## [Aim of the exercise]
Nothing should be left out: output all of the entries exactly.

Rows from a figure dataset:
— start —

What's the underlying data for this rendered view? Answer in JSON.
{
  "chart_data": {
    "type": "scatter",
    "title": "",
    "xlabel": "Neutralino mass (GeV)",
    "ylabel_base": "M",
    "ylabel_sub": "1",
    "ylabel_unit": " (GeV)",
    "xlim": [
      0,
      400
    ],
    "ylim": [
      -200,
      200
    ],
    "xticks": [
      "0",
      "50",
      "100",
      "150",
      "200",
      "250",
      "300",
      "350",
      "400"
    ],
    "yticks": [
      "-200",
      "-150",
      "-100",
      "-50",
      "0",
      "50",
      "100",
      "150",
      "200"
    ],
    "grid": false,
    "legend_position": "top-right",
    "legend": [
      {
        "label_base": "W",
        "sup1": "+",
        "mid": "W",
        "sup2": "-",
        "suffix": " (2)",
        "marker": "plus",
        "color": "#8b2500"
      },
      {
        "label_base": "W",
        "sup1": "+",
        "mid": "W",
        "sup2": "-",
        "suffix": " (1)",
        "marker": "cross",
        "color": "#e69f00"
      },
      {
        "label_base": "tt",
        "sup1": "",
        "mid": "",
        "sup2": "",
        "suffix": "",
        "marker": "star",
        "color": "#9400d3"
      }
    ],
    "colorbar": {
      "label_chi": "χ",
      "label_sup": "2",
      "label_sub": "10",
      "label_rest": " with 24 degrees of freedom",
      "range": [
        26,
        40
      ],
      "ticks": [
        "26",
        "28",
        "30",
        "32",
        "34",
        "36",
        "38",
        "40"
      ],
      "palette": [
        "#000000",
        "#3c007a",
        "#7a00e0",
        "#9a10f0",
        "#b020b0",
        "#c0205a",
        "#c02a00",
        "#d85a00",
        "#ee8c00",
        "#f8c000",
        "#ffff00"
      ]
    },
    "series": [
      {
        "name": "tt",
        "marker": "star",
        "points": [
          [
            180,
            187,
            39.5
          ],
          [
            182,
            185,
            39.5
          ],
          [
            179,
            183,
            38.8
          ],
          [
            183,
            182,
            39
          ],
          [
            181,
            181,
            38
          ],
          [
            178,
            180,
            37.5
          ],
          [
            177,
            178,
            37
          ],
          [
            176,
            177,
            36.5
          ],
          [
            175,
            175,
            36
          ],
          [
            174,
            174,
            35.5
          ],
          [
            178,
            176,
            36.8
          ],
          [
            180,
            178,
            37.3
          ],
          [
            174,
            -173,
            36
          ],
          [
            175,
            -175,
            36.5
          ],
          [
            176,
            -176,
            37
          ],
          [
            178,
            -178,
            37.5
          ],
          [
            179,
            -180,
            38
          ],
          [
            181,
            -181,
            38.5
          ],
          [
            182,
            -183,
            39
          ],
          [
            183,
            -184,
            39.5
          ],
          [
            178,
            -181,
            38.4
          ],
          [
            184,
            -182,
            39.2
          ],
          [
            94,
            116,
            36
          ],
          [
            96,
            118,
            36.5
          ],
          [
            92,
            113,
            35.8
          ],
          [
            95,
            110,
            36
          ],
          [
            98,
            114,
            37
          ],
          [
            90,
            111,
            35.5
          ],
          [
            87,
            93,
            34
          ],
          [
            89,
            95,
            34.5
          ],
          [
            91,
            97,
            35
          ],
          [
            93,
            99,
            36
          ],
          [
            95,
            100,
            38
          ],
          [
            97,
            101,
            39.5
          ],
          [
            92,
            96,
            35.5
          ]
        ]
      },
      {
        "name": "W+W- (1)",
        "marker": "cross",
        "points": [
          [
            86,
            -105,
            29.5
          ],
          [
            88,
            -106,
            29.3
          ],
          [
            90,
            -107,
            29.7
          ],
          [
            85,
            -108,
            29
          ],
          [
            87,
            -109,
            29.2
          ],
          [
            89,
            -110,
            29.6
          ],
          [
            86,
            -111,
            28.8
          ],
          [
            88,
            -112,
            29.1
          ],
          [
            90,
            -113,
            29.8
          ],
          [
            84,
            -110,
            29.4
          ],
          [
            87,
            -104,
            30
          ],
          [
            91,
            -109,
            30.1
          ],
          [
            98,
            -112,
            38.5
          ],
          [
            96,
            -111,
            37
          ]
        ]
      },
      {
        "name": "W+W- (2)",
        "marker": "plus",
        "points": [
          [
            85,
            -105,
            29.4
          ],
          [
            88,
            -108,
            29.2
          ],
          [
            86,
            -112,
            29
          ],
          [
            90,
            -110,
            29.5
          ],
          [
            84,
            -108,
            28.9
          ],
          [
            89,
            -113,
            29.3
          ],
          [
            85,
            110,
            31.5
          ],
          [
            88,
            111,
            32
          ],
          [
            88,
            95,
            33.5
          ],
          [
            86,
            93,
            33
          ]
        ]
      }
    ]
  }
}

— end —

## [Solution]
What's the underlying data for this rendered view? Answer in JSON.
{
  "chart_data": {
    "type": "scatter",
    "title": "",
    "xlabel": "Neutralino mass (GeV)",
    "ylabel_base": "M",
    "ylabel_sub": "1",
    "ylabel_unit": " (GeV)",
    "xlim": [
      0,
      400
    ],
    "ylim": [
      -200,
      200
    ],
    "xticks": [
      "0",
      "50",
      "100",
      "150",
      "200",
      "250",
      "300",
      "350",
      "400"
    ],
    "yticks": [
      "-200",
      "-150",
      "-100",
      "-50",
      "0",
      "50",
      "100",
      "150",
      "200"
    ],
    "grid": false,
    "legend_position": "top-right",
    "legend": [
      {
        "label_base": "W",
        "sup1": "+",
        "mid": "W",
        "sup2": "-",
        "suffix": " (2)",
        "marker": "plus",
        "color": "#8b2500"
      },
      {
        "label_base": "W",
        "sup1": "+",
        "mid": "W",
        "sup2": "-",
        "suffix": " (1)",
        "marker": "cross",
        "color": "#e69f00"
      },
      {
        "label_base": "tt",
        "sup1": "",
        "mid": "",
        "sup2": "",
        "suffix": "",
        "marker": "star",
        "color": "#9400d3"
      }
    ],
    "colorbar": {
      "label_chi": "χ",
      "label_sup": "2",
      "label_sub": "10",
      "label_rest": " with 24 degrees of freedom",
      "range": [
        26,
        40
      ],
      "ticks": [
        "26",
        "28",
        "30",
        "32",
        "34",
        "36",
        "38",
        "40"
      ],
      "palette": [
        "#000000",
        "#3c007a",
        "#7a00e0",
        "#9a10f0",
        "#b020b0",
        "#c0205a",
        "#c02a00",
        "#d85a00",
        "#ee8c00",
        "#f8c000",
        "#ffff00"
      ]
    },
    "series": [
      {
        "name": "tt",
        "marker": "star",
        "points": [
          [
            180,
            187,
            39.5
          ],
          [
            182,
            185,
            39.5
          ],
          [
            179,
            183,
            38.8
          ],
          [
            183,
            182,
            39
          ],
          [
            181,
            181,
            38
          ],
          [
            178,
            180,
            37.5
          ],
          [
            177,
            178,
            37
          ],
          [
            176,
            177,
            36.5
          ],
          [
            175,
            175,
            36
          ],
          [
            174,
            174,
            35.5
          ],
          [
            178,
            176,
            36.8
          ],
          [
            180,
            178,
            37.3
          ],
          [
            174,
            -173,
            36
          ],
          [
            175,
            -175,
            36.5
          ],
          [
            176,
            -176,
            37
          ],
          [
            178,
            -178,
            37.5
          ],
          [
            179,
            -180,
            38
          ],
          [
            181,
            -181,
            38.5
          ],
          [
            182,
            -183,
            39
          ],
          [
            183,
            -184,
            39.5
          ],
          [
            178,
            -181,
            38.4
          ],
          [
            184,
            -182,
            39.2
          ],
          [
            94,
            116,
            36
          ],
          [
            96,
            118,
            36.5
          ],
          [
            92,
            113,
            35.8
          ],
          [
            95,
            110,
            36
          ],
          [
            98,
            114,
            37
          ],
          [
            90,
            111,
            35.5
          ],
          [
            87,
            93,
            34
          ],
          [
            89,
            95,
            34.5
          ],
          [
            91,
            97,
            35
          ],
          [
            93,
            99,
            36
          ],
          [
            95,
            100,
            38
          ],
          [
            97,
            101,
            39.5
          ],
          [
            92,
            96,
            35.5
          ]
        ]
      },
      {
        "name": "W+W- (1)",
        "marker": "cross",
        "points": [
          [
            86,
            -105,
            29.5
          ],
          [
            88,
            -106,
            29.3
          ],
          [
            90,
            -107,
            29.7
          ],
          [
            85,
            -108,
            29
          ],
          [
            87,
            -109,
            29.2
          ],
          [
            89,
            -110,
            29.6
          ],
          [
            86,
            -111,
            28.8
          ],
          [
            88,
            -112,
            29.1
          ],
          [
            90,
            -113,
            29.8
          ],
          [
            84,
            -110,
            29.4
          ],
          [
            87,
            -104,
            30
          ],
          [
            91,
            -109,
            30.1
          ],
          [
            98,
            -112,
            38.5
          ],
          [
            96,
            -111,
            37
          ]
        ]
      },
      {
        "name": "W+W- (2)",
        "marker": "plus",
        "points": [
          [
            85,
            -105,
            29.4
          ],
          [
            88,
            -108,
            29.2
          ],
          [
            86,
            -112,
            29
          ],
          [
            90,
            -110,
            29.5
          ],
          [
            84,
            -108,
            28.9
          ],
          [
            89,
            -113,
            29.3
          ],
          [
            85,
            110,
            31.5
          ],
          [
            88,
            111,
            32
          ],
          [
            88,
            95,
            33.5
          ],
          [
            86,
            93,
            33
          ]
        ]
      }
    ]
  }
}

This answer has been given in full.